PROBLEM DESCRIPTION » Extract every line of the material below and reproduce it faithfully.

GIVEN INFORMATION »
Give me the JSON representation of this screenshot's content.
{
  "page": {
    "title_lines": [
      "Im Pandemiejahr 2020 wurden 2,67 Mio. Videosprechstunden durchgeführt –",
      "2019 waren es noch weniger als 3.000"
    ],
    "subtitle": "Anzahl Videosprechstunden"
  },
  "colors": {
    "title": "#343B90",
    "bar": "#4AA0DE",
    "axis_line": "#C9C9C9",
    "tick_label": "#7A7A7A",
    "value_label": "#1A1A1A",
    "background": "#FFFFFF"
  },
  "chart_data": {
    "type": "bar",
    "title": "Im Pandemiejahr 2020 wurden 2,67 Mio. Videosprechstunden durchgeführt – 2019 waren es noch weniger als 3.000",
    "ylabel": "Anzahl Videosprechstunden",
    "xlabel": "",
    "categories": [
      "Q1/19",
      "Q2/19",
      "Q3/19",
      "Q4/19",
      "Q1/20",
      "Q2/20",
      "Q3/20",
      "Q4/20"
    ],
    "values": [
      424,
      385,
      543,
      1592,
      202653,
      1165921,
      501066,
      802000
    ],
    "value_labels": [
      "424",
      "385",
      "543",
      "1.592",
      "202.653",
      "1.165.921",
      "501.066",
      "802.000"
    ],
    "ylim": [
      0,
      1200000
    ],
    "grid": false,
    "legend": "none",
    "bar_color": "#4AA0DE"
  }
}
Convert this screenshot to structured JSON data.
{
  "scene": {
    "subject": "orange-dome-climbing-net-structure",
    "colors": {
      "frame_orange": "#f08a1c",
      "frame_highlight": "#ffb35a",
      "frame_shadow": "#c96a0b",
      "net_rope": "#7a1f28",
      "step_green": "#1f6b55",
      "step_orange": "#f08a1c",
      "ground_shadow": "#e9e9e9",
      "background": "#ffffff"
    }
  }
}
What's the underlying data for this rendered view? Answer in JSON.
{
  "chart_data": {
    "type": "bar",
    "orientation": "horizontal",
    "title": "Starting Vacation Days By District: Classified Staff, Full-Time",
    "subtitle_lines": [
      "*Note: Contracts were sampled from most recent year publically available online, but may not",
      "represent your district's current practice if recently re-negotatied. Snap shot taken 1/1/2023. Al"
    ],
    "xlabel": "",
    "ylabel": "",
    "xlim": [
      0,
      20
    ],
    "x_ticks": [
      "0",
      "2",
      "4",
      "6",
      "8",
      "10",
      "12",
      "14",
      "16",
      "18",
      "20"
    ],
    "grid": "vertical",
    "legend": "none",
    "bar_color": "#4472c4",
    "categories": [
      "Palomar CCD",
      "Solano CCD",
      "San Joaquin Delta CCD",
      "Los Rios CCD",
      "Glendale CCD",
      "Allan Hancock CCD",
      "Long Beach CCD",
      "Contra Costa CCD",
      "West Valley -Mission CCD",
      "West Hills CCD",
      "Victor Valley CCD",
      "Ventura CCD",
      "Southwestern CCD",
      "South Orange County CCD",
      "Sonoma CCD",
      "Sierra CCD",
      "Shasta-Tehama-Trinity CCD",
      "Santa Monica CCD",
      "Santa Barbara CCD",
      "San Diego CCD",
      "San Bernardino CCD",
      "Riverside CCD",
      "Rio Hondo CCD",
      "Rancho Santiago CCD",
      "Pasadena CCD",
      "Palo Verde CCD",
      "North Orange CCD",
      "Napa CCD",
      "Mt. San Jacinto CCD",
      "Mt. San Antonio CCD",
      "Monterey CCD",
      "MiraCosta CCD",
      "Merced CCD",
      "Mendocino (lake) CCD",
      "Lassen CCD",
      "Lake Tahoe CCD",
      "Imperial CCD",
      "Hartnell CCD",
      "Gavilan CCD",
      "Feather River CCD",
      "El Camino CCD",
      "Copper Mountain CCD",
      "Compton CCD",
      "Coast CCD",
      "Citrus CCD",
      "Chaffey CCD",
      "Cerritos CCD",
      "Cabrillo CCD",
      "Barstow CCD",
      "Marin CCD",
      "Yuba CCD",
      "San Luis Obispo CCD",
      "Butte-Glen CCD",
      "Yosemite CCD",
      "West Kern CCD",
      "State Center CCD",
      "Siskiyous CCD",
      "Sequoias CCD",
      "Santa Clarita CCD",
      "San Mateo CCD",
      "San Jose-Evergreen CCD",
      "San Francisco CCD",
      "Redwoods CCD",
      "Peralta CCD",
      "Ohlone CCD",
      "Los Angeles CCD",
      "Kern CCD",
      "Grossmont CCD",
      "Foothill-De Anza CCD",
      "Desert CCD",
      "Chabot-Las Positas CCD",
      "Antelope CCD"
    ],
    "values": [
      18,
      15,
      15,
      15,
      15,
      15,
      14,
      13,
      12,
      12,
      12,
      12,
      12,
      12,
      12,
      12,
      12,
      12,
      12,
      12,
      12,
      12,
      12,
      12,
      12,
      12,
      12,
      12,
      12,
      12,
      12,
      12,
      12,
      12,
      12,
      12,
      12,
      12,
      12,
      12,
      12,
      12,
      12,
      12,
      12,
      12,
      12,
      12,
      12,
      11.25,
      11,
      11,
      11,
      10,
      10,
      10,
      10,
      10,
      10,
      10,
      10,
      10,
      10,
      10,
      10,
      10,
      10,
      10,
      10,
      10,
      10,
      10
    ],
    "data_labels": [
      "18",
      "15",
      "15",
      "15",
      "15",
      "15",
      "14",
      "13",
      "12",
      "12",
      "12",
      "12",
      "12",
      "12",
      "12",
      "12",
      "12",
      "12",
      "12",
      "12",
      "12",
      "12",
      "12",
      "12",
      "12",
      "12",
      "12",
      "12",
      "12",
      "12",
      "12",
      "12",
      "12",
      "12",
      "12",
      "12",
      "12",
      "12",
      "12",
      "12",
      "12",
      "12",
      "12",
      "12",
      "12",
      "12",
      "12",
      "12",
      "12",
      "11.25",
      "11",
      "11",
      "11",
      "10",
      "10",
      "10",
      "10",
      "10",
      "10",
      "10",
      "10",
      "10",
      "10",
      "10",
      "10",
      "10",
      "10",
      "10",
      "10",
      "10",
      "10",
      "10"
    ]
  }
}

SOLUTION »
Give me the JSON representation of this screenshot's content.
{
  "page": {
    "title_lines": [
      "Im Pandemiejahr 2020 wurden 2,67 Mio. Videosprechstunden durchgeführt –",
      "2019 waren es noch weniger als 3.000"
    ],
    "subtitle": "Anzahl Videosprechstunden"
  },
  "colors": {
    "title": "#343B90",
    "bar": "#4AA0DE",
    "axis_line": "#C9C9C9",
    "tick_label": "#7A7A7A",
    "value_label": "#1A1A1A",
    "background": "#FFFFFF"
  },
  "chart_data": {
    "type": "bar",
    "title": "Im Pandemiejahr 2020 wurden 2,67 Mio. Videosprechstunden durchgeführt – 2019 waren es noch weniger als 3.000",
    "ylabel": "Anzahl Videosprechstunden",
    "xlabel": "",
    "categories": [
      "Q1/19",
      "Q2/19",
      "Q3/19",
      "Q4/19",
      "Q1/20",
      "Q2/20",
      "Q3/20",
      "Q4/20"
    ],
    "values": [
      424,
      385,
      543,
      1592,
      202653,
      1165921,
      501066,
      802000
    ],
    "value_labels": [
      "424",
      "385",
      "543",
      "1.592",
      "202.653",
      "1.165.921",
      "501.066",
      "802.000"
    ],
    "ylim": [
      0,
      1200000
    ],
    "grid": false,
    "legend": "none",
    "bar_color": "#4AA0DE"
  }
}
Convert this screenshot to structured JSON data.
{
  "scene": {
    "subject": "orange-dome-climbing-net-structure",
    "colors": {
      "frame_orange": "#f08a1c",
      "frame_highlight": "#ffb35a",
      "frame_shadow": "#c96a0b",
      "net_rope": "#7a1f28",
      "step_green": "#1f6b55",
      "step_orange": "#f08a1c",
      "ground_shadow": "#e9e9e9",
      "background": "#ffffff"
    }
  }
}
What's the underlying data for this rendered view? Answer in JSON.
{
  "chart_data": {
    "type": "bar",
    "orientation": "horizontal",
    "title": "Starting Vacation Days By District: Classified Staff, Full-Time",
    "subtitle_lines": [
      "*Note: Contracts were sampled from most recent year publically available online, but may not",
      "represent your district's current practice if recently re-negotatied. Snap shot taken 1/1/2023. Al"
    ],
    "xlabel": "",
    "ylabel": "",
    "xlim": [
      0,
      20
    ],
    "x_ticks": [
      "0",
      "2",
      "4",
      "6",
      "8",
      "10",
      "12",
      "14",
      "16",
      "18",
      "20"
    ],
    "grid": "vertical",
    "legend": "none",
    "bar_color": "#4472c4",
    "categories": [
      "Palomar CCD",
      "Solano CCD",
      "San Joaquin Delta CCD",
      "Los Rios CCD",
      "Glendale CCD",
      "Allan Hancock CCD",
      "Long Beach CCD",
      "Contra Costa CCD",
      "West Valley -Mission CCD",
      "West Hills CCD",
      "Victor Valley CCD",
      "Ventura CCD",
      "Southwestern CCD",
      "South Orange County CCD",
      "Sonoma CCD",
      "Sierra CCD",
      "Shasta-Tehama-Trinity CCD",
      "Santa Monica CCD",
      "Santa Barbara CCD",
      "San Diego CCD",
      "San Bernardino CCD",
      "Riverside CCD",
      "Rio Hondo CCD",
      "Rancho Santiago CCD",
      "Pasadena CCD",
      "Palo Verde CCD",
      "North Orange CCD",
      "Napa CCD",
      "Mt. San Jacinto CCD",
      "Mt. San Antonio CCD",
      "Monterey CCD",
      "MiraCosta CCD",
      "Merced CCD",
      "Mendocino (lake) CCD",
      "Lassen CCD",
      "Lake Tahoe CCD",
      "Imperial CCD",
      "Hartnell CCD",
      "Gavilan CCD",
      "Feather River CCD",
      "El Camino CCD",
      "Copper Mountain CCD",
      "Compton CCD",
      "Coast CCD",
      "Citrus CCD",
      "Chaffey CCD",
      "Cerritos CCD",
      "Cabrillo CCD",
      "Barstow CCD",
      "Marin CCD",
      "Yuba CCD",
      "San Luis Obispo CCD",
      "Butte-Glen CCD",
      "Yosemite CCD",
      "West Kern CCD",
      "State Center CCD",
      "Siskiyous CCD",
      "Sequoias CCD",
      "Santa Clarita CCD",
      "San Mateo CCD",
      "San Jose-Evergreen CCD",
      "San Francisco CCD",
      "Redwoods CCD",
      "Peralta CCD",
      "Ohlone CCD",
      "Los Angeles CCD",
      "Kern CCD",
      "Grossmont CCD",
      "Foothill-De Anza CCD",
      "Desert CCD",
      "Chabot-Las Positas CCD",
      "Antelope CCD"
    ],
    "values": [
      18,
      15,
      15,
      15,
      15,
      15,
      14,
      13,
      12,
      12,
      12,
      12,
      12,
      12,
      12,
      12,
      12,
      12,
      12,
      12,
      12,
      12,
      12,
      12,
      12,
      12,
      12,
      12,
      12,
      12,
      12,
      12,
      12,
      12,
      12,
      12,
      12,
      12,
      12,
      12,
      12,
      12,
      12,
      12,
      12,
      12,
      12,
      12,
      12,
      11.25,
      11,
      11,
      11,
      10,
      10,
      10,
      10,
      10,
      10,
      10,
      10,
      10,
      10,
      10,
      10,
      10,
      10,
      10,
      10,
      10,
      10,
      10
    ],
    "data_labels": [
      "18",
      "15",
      "15",
      "15",
      "15",
      "15",
      "14",
      "13",
      "12",
      "12",
      "12",
      "12",
      "12",
      "12",
      "12",
      "12",
      "12",
      "12",
      "12",
      "12",
      "12",
      "12",
      "12",
      "12",
      "12",
      "12",
      "12",
      "12",
      "12",
      "12",
      "12",
      "12",
      "12",
      "12",
      "12",
      "12",
      "12",
      "12",
      "12",
      "12",
      "12",
      "12",
      "12",
      "12",
      "12",
      "12",
      "12",
      "12",
      "12",
      "11.25",
      "11",
      "11",
      "11",
      "10",
      "10",
      "10",
      "10",
      "10",
      "10",
      "10",
      "10",
      "10",
      "10",
      "10",
      "10",
      "10",
      "10",
      "10",
      "10",
      "10",
      "10",
      "10"
    ]
  }
}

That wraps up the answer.